Task to carry out: Say how many lines of the listing below contain "need", giving the number and nothing else.

Provided records:
○ ○ ○ ○ ○

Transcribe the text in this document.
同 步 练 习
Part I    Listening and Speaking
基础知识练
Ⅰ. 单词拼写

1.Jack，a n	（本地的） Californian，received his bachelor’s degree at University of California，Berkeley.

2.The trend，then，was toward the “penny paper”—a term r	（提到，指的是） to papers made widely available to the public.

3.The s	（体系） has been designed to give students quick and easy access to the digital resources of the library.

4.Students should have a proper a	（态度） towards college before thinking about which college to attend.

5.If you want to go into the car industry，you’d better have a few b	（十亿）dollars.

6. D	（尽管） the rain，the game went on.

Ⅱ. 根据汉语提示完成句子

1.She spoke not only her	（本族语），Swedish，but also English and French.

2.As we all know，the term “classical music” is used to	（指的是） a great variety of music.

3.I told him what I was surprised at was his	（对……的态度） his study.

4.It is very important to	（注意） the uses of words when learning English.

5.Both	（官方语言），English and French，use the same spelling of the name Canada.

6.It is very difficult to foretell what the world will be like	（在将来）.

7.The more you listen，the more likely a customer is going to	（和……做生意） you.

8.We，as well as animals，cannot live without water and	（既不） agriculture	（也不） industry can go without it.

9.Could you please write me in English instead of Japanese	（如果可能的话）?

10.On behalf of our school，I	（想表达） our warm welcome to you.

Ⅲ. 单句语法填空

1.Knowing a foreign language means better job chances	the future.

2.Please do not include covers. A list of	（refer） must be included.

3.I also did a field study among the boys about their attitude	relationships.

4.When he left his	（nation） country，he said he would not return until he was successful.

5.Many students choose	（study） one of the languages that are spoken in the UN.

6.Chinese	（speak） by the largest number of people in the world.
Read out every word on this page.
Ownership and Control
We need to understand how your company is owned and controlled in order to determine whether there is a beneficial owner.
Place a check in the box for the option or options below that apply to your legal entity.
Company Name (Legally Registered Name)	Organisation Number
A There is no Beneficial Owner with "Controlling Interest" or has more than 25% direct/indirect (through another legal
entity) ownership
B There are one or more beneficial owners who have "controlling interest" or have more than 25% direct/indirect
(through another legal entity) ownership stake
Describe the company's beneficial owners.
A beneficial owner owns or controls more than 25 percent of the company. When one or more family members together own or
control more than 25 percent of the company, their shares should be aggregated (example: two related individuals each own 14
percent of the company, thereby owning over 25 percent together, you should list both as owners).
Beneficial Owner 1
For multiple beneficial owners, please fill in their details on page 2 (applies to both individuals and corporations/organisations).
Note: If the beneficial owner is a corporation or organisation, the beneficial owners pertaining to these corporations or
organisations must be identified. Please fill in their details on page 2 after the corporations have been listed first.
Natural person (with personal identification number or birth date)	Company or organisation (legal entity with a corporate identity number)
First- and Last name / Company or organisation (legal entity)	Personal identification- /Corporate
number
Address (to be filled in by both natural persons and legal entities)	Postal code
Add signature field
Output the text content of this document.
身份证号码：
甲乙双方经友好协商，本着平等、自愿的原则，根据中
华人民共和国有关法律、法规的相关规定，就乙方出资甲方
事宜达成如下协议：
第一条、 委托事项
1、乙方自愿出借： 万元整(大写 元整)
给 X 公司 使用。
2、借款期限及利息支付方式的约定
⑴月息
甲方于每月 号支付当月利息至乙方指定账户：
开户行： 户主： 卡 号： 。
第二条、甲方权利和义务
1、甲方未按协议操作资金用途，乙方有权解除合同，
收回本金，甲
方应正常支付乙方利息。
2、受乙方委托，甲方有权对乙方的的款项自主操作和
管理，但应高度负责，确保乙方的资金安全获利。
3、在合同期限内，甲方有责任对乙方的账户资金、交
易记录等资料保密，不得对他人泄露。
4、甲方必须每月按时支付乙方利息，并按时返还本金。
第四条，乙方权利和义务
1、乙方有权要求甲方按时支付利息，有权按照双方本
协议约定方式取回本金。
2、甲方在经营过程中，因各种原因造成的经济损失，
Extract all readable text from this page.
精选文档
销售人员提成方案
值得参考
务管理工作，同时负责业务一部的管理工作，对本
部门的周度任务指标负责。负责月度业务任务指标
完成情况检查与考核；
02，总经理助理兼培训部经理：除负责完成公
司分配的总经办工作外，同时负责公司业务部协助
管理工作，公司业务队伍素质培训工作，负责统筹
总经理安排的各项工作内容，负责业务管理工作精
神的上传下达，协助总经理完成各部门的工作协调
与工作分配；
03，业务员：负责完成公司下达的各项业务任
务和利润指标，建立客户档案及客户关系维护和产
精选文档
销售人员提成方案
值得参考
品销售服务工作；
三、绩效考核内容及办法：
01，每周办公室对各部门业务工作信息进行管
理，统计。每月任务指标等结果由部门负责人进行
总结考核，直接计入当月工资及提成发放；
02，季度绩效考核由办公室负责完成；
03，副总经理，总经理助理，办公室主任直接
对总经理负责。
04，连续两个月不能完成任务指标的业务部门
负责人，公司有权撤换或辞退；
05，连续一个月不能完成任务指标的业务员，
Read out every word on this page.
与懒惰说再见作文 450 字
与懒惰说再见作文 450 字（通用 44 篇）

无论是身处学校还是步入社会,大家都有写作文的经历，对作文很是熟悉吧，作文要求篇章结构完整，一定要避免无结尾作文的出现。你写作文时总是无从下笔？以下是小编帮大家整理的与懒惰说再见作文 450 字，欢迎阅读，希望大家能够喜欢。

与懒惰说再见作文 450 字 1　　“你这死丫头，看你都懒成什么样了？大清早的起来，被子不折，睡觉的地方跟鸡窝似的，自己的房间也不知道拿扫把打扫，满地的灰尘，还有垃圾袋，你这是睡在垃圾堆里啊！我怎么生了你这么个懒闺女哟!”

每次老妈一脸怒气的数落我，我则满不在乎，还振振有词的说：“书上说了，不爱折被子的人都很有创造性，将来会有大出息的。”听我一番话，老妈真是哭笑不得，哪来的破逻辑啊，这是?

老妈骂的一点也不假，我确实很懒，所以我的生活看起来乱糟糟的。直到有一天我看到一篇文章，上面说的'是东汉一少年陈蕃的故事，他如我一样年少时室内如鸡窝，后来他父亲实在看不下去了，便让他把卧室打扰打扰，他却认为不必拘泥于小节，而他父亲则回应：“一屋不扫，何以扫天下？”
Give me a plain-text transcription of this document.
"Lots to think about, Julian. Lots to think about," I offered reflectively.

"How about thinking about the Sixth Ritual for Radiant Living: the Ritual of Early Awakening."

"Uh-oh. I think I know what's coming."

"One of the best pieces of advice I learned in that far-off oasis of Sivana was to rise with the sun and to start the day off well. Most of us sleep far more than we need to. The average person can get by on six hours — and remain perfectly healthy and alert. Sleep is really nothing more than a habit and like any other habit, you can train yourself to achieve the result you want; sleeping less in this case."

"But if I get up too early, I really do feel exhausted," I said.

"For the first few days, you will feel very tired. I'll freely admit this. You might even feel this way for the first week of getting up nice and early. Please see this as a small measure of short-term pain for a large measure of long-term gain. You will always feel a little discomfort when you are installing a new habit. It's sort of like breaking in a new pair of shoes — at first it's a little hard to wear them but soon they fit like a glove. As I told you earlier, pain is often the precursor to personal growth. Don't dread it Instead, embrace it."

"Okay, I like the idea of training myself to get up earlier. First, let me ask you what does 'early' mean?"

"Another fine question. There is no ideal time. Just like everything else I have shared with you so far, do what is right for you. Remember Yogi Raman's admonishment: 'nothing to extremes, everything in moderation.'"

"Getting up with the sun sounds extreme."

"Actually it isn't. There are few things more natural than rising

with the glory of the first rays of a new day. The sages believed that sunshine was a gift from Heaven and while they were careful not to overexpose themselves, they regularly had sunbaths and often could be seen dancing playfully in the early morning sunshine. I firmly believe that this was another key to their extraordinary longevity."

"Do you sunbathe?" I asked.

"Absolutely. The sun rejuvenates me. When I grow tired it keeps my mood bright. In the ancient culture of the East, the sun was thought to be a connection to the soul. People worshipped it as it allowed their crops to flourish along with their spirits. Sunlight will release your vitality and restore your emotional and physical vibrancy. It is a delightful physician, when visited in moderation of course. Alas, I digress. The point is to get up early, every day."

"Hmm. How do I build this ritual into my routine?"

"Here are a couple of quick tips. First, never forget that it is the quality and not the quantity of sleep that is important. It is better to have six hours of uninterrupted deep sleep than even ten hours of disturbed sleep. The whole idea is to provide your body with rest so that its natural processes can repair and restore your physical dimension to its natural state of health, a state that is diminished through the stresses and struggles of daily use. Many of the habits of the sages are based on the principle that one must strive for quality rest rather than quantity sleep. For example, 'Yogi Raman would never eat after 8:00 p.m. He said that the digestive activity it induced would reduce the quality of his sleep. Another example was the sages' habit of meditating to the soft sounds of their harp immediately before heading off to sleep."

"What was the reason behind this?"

○ ○ ○ ○ ○

Result of the exercise: 2